Aim: Return all of the data exactly as given.
+===+
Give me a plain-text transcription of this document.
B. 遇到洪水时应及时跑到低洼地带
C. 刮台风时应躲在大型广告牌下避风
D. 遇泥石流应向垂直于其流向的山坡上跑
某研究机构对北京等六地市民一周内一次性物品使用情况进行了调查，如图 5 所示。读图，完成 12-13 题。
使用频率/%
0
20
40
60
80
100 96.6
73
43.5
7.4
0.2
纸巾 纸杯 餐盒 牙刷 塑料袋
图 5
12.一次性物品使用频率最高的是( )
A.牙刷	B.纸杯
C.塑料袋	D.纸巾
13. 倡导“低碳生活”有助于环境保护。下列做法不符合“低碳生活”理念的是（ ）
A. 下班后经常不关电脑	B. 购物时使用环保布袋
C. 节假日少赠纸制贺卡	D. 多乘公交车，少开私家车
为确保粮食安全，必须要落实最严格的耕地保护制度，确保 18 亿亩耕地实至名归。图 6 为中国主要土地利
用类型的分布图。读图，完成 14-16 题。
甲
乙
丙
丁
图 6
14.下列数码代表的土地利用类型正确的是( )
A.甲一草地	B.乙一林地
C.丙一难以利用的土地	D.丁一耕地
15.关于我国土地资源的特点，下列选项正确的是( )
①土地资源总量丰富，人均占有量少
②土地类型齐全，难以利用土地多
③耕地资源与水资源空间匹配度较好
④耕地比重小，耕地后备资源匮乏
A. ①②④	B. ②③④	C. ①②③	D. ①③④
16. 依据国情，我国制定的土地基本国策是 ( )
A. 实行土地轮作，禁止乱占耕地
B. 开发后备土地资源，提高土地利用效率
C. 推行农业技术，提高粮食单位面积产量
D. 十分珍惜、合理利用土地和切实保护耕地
+===+
Response for this exercise:
Give me a plain-text transcription of this document.
B. 遇到洪水时应及时跑到低洼地带
C. 刮台风时应躲在大型广告牌下避风
D. 遇泥石流应向垂直于其流向的山坡上跑
某研究机构对北京等六地市民一周内一次性物品使用情况进行了调查，如图 5 所示。读图，完成 12-13 题。
使用频率/%
0
20
40
60
80
100 96.6
73
43.5
7.4
0.2
纸巾 纸杯 餐盒 牙刷 塑料袋
图 5
12.一次性物品使用频率最高的是( )
A.牙刷	B.纸杯
C.塑料袋	D.纸巾
13. 倡导“低碳生活”有助于环境保护。下列做法不符合“低碳生活”理念的是（ ）
A. 下班后经常不关电脑	B. 购物时使用环保布袋
C. 节假日少赠纸制贺卡	D. 多乘公交车，少开私家车
为确保粮食安全，必须要落实最严格的耕地保护制度，确保 18 亿亩耕地实至名归。图 6 为中国主要土地利
用类型的分布图。读图，完成 14-16 题。
甲
乙
丙
丁
图 6
14.下列数码代表的土地利用类型正确的是( )
A.甲一草地	B.乙一林地
C.丙一难以利用的土地	D.丁一耕地
15.关于我国土地资源的特点，下列选项正确的是( )
①土地资源总量丰富，人均占有量少
②土地类型齐全，难以利用土地多
③耕地资源与水资源空间匹配度较好
④耕地比重小，耕地后备资源匮乏
A. ①②④	B. ②③④	C. ①②③	D. ①③④
16. 依据国情，我国制定的土地基本国策是 ( )
A. 实行土地轮作，禁止乱占耕地
B. 开发后备土地资源，提高土地利用效率
C. 推行农业技术，提高粮食单位面积产量
D. 十分珍惜、合理利用土地和切实保护耕地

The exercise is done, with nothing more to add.